SET TASK:
Report how many lines include the word "sheets", and nothing besides that number.

================

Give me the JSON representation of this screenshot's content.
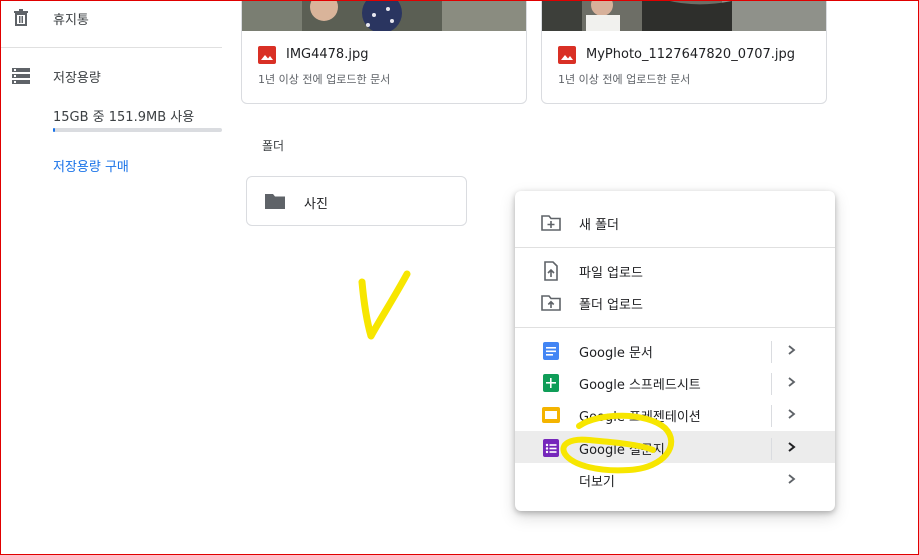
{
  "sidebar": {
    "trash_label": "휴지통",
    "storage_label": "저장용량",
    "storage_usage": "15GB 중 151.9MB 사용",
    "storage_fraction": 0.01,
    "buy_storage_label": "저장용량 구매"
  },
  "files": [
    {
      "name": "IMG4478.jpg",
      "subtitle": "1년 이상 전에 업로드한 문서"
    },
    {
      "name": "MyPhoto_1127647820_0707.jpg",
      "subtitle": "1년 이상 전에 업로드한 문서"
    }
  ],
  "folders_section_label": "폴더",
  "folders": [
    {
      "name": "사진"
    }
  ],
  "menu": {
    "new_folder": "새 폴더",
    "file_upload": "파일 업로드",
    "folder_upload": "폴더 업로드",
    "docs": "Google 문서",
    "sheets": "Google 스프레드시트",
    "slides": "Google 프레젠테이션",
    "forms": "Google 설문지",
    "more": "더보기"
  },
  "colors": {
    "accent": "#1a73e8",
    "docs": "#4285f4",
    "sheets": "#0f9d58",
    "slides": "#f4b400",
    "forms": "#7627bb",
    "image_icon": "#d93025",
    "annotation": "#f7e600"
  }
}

================

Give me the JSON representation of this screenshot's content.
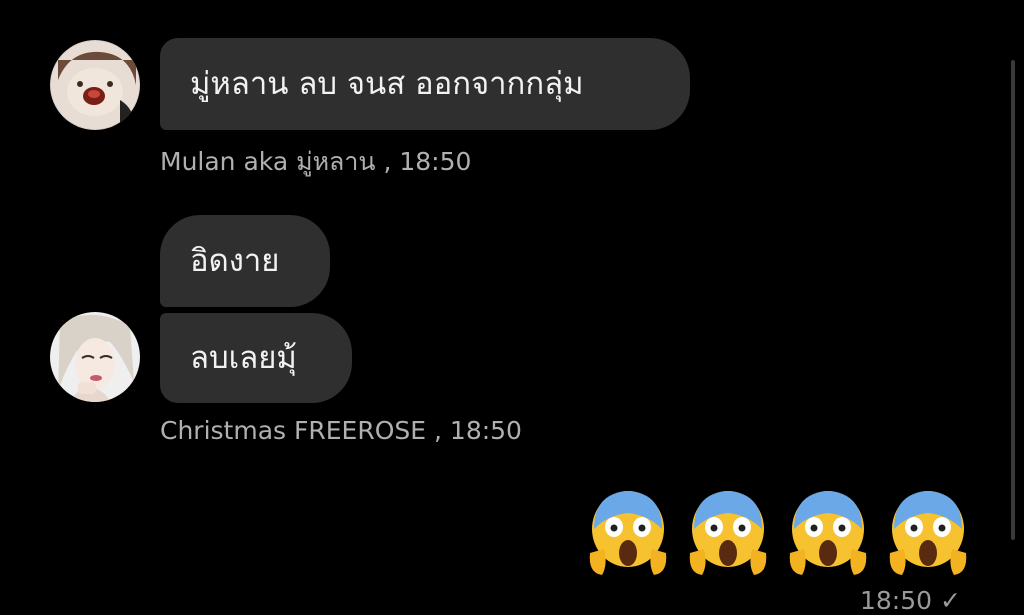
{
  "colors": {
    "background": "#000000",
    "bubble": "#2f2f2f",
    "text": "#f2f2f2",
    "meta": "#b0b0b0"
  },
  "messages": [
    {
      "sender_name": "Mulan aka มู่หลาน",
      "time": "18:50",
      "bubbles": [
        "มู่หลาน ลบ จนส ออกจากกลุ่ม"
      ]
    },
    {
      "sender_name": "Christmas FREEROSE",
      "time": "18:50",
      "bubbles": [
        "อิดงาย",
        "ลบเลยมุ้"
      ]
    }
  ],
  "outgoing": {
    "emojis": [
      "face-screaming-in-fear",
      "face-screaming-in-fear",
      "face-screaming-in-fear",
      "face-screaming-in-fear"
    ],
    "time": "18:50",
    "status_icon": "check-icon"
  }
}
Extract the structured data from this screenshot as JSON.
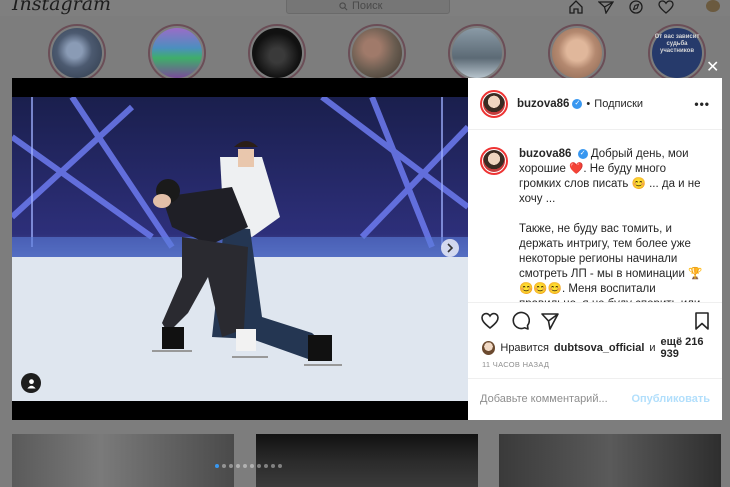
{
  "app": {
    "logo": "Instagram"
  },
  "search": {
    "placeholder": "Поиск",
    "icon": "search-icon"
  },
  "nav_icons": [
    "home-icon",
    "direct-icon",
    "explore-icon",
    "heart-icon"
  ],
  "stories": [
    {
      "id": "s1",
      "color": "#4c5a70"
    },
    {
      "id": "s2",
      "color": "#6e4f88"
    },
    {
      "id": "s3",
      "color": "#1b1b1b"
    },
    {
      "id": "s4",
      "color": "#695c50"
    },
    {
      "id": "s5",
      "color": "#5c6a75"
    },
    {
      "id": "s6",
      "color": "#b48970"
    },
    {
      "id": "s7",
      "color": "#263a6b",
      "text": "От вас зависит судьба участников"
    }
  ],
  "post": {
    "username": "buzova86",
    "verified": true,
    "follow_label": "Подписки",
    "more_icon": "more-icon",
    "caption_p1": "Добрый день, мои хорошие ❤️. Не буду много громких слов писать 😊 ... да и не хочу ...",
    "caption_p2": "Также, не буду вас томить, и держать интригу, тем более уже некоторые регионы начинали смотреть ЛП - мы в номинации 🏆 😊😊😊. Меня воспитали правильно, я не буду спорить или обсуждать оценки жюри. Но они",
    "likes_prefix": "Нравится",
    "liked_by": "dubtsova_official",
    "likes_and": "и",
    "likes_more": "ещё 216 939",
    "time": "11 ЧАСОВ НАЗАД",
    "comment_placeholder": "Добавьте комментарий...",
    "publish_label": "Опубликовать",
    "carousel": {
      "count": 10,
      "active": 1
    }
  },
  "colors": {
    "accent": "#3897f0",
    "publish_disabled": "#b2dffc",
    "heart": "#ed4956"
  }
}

================

REPLY TO THE TASK:
2